>> Begin

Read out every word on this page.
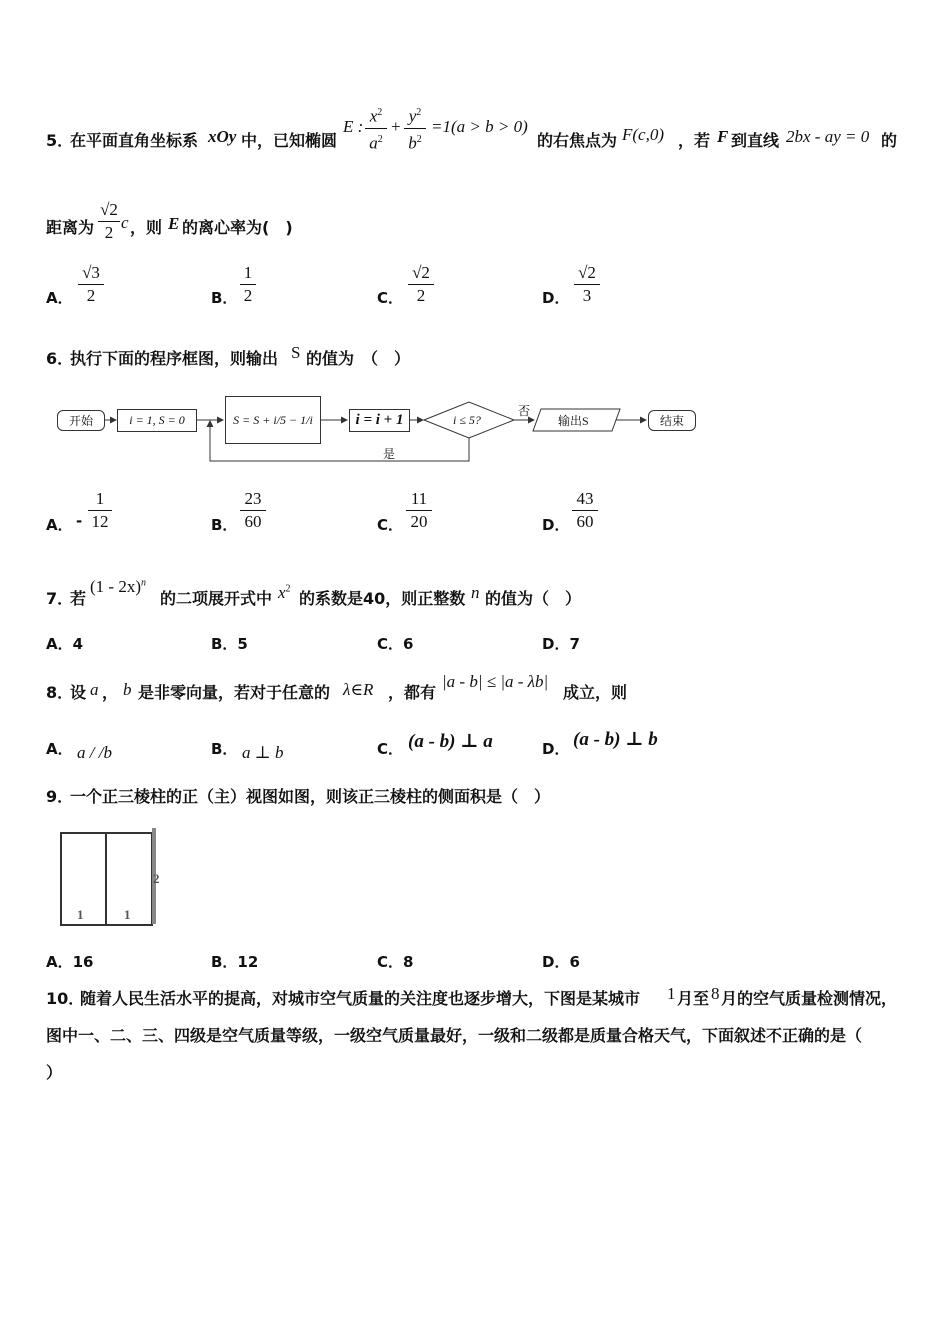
5．
在平面直角坐标系 xOy 中，已知椭圆
E :
$x^2$
$a^2$
+
$y^2$
$b^2$
=1(a > b > 0)
的右焦点为 F(c,0) ，若 F 到直线 2bx - ay = 0 的
距离为
√2
2
c ，则 E 的离心率为(　)
A．
√3
2	B．
1
2	C．
√2
2	D．
√2
3
6．
执行下面的程序框图，则输出 S 的值为　（　）
开始	i = 1, S = 0	S = S + i/5 − 1/i	i = i + 1	i ≤ 5?
否
是
输出S	结束
A． -
1
12	B．
23
60	C．
11
20	D．
43
60
7．
若
(1 - 2x)$^n$
的二项展开式中 $x^2$
的系数是40，则正整数 n 的值为（　）
A．4	B．5	C．6	D．7
8．
设 a ， b 是非零向量，若对于任意的 λ∈R ，都有
|a - b| ≤ |a - λb|
成立，则
A． a / /b	B． a ⊥ b	C． (a - b) ⊥ a	D． (a - b) ⊥ b
9．
一个正三棱柱的正（主）视图如图，则该正三棱柱的侧面积是（　）
2
1	1
A．16	B．12	C．8	D．6
10．
随着人民生活水平的提高，对城市空气质量的关注度也逐步增大，下图是某城市 1 月至 8 月的空气质量检测情况，
图中一、二、三、四级是空气质量等级，一级空气质量最好，一级和二级都是质量合格天气，下面叙述不正确的是（
）
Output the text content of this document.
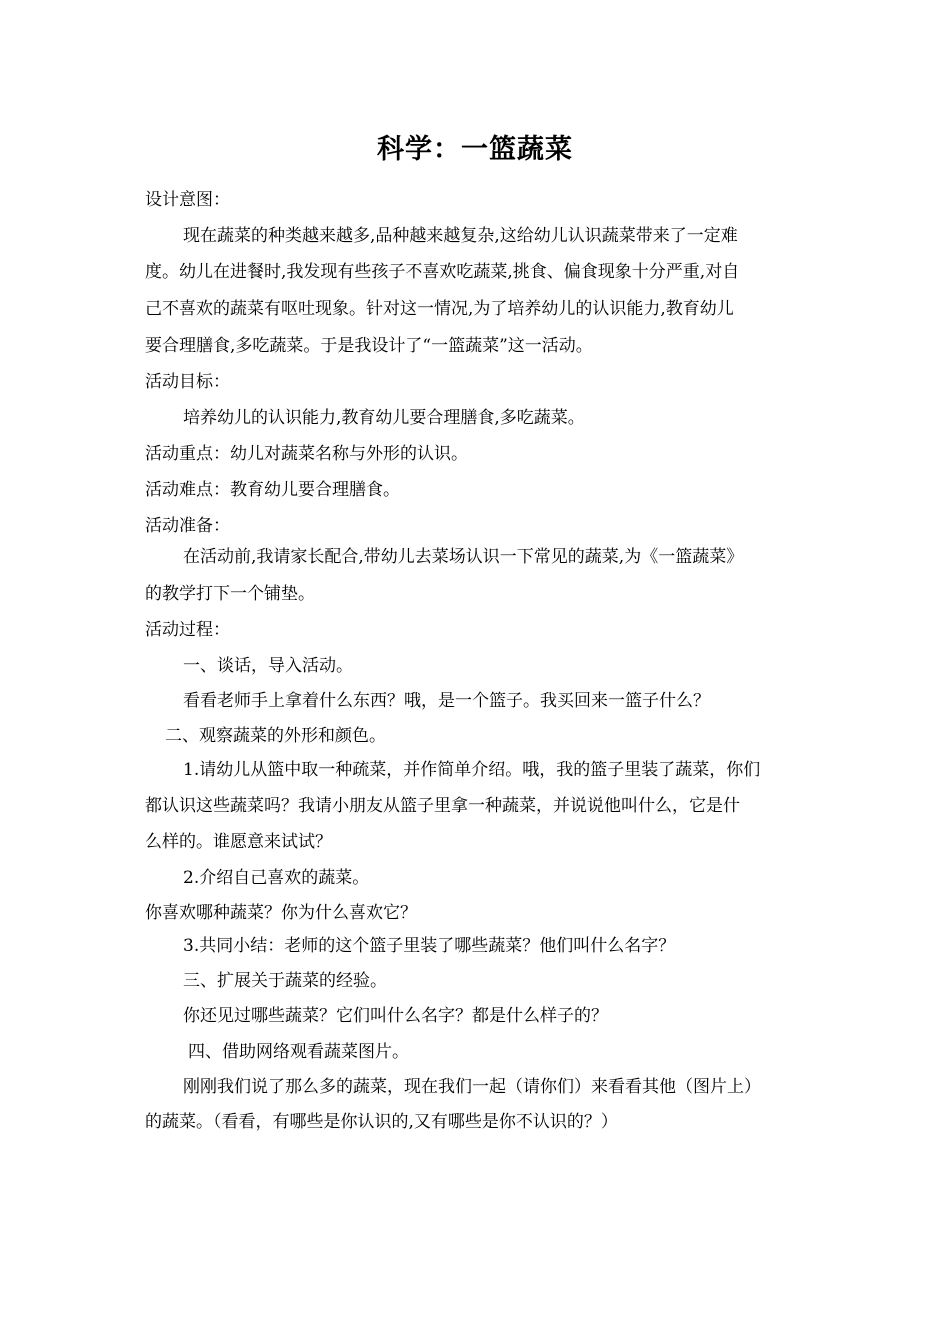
科学：一篮蔬菜
设计意图：
现在蔬菜的种类越来越多,品种越来越复杂,这给幼儿认识蔬菜带来了一定难
度。幼儿在进餐时,我发现有些孩子不喜欢吃蔬菜,挑食、偏食现象十分严重,对自
己不喜欢的蔬菜有呕吐现象。针对这一情况,为了培养幼儿的认识能力,教育幼儿
要合理膳食,多吃蔬菜。于是我设计了“一篮蔬菜”这一活动。
活动目标：
培养幼儿的认识能力,教育幼儿要合理膳食,多吃蔬菜。
活动重点：幼儿对蔬菜名称与外形的认识。
活动难点：教育幼儿要合理膳食。
活动准备：
在活动前,我请家长配合,带幼儿去菜场认识一下常见的蔬菜,为《一篮蔬菜》
的教学打下一个铺垫。
活动过程：
一、谈话，导入活动。
看看老师手上拿着什么东西？哦，是一个篮子。我买回来一篮子什么？
二、观察蔬菜的外形和颜色。
1.请幼儿从篮中取一种疏菜，并作简单介绍。哦，我的篮子里装了蔬菜，你们
都认识这些蔬菜吗？我请小朋友从篮子里拿一种蔬菜，并说说他叫什么，它是什
么样的。谁愿意来试试？
2.介绍自己喜欢的蔬菜。
你喜欢哪种蔬菜？你为什么喜欢它？
3.共同小结：老师的这个篮子里装了哪些蔬菜？他们叫什么名字？
三、扩展关于蔬菜的经验。
你还见过哪些蔬菜？它们叫什么名字？都是什么样子的？
四、借助网络观看蔬菜图片。
刚刚我们说了那么多的蔬菜，现在我们一起（请你们）来看看其他（图片上）
的蔬菜。（看看，有哪些是你认识的,又有哪些是你不认识的？）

>> End

Instructions for the task: Pictures are excluded; output everything else in the data verbatim.

Task answer:
Read out every word on this page.
5．
在平面直角坐标系 xOy 中，已知椭圆
E :
$x^2$
$a^2$
+
$y^2$
$b^2$
=1(a > b > 0)
的右焦点为 F(c,0) ，若 F 到直线 2bx - ay = 0 的
距离为
√2
2
c ，则 E 的离心率为(　)
A．
√3
2	B．
1
2	C．
√2
2	D．
√2
3
6．
执行下面的程序框图，则输出 S 的值为　（　）
开始	i = 1, S = 0	S = S + i/5 − 1/i	i = i + 1	i ≤ 5?
否
是
输出S	结束
A． -
1
12	B．
23
60	C．
11
20	D．
43
60
7．
若
(1 - 2x)$^n$
的二项展开式中 $x^2$
的系数是40，则正整数 n 的值为（　）
A．4	B．5	C．6	D．7
8．
设 a ， b 是非零向量，若对于任意的 λ∈R ，都有
|a - b| ≤ |a - λb|
成立，则
A． a / /b	B． a ⊥ b	C． (a - b) ⊥ a	D． (a - b) ⊥ b
9．
一个正三棱柱的正（主）视图如图，则该正三棱柱的侧面积是（　）
2
1	1
A．16	B．12	C．8	D．6
10．
随着人民生活水平的提高，对城市空气质量的关注度也逐步增大，下图是某城市 1 月至 8 月的空气质量检测情况，
图中一、二、三、四级是空气质量等级，一级空气质量最好，一级和二级都是质量合格天气，下面叙述不正确的是（
）
Output the text content of this document.
科学：一篮蔬菜
设计意图：
现在蔬菜的种类越来越多,品种越来越复杂,这给幼儿认识蔬菜带来了一定难
度。幼儿在进餐时,我发现有些孩子不喜欢吃蔬菜,挑食、偏食现象十分严重,对自
己不喜欢的蔬菜有呕吐现象。针对这一情况,为了培养幼儿的认识能力,教育幼儿
要合理膳食,多吃蔬菜。于是我设计了“一篮蔬菜”这一活动。
活动目标：
培养幼儿的认识能力,教育幼儿要合理膳食,多吃蔬菜。
活动重点：幼儿对蔬菜名称与外形的认识。
活动难点：教育幼儿要合理膳食。
活动准备：
在活动前,我请家长配合,带幼儿去菜场认识一下常见的蔬菜,为《一篮蔬菜》
的教学打下一个铺垫。
活动过程：
一、谈话，导入活动。
看看老师手上拿着什么东西？哦，是一个篮子。我买回来一篮子什么？
二、观察蔬菜的外形和颜色。
1.请幼儿从篮中取一种疏菜，并作简单介绍。哦，我的篮子里装了蔬菜，你们
都认识这些蔬菜吗？我请小朋友从篮子里拿一种蔬菜，并说说他叫什么，它是什
么样的。谁愿意来试试？
2.介绍自己喜欢的蔬菜。
你喜欢哪种蔬菜？你为什么喜欢它？
3.共同小结：老师的这个篮子里装了哪些蔬菜？他们叫什么名字？
三、扩展关于蔬菜的经验。
你还见过哪些蔬菜？它们叫什么名字？都是什么样子的？
四、借助网络观看蔬菜图片。
刚刚我们说了那么多的蔬菜，现在我们一起（请你们）来看看其他（图片上）
的蔬菜。（看看，有哪些是你认识的,又有哪些是你不认识的？）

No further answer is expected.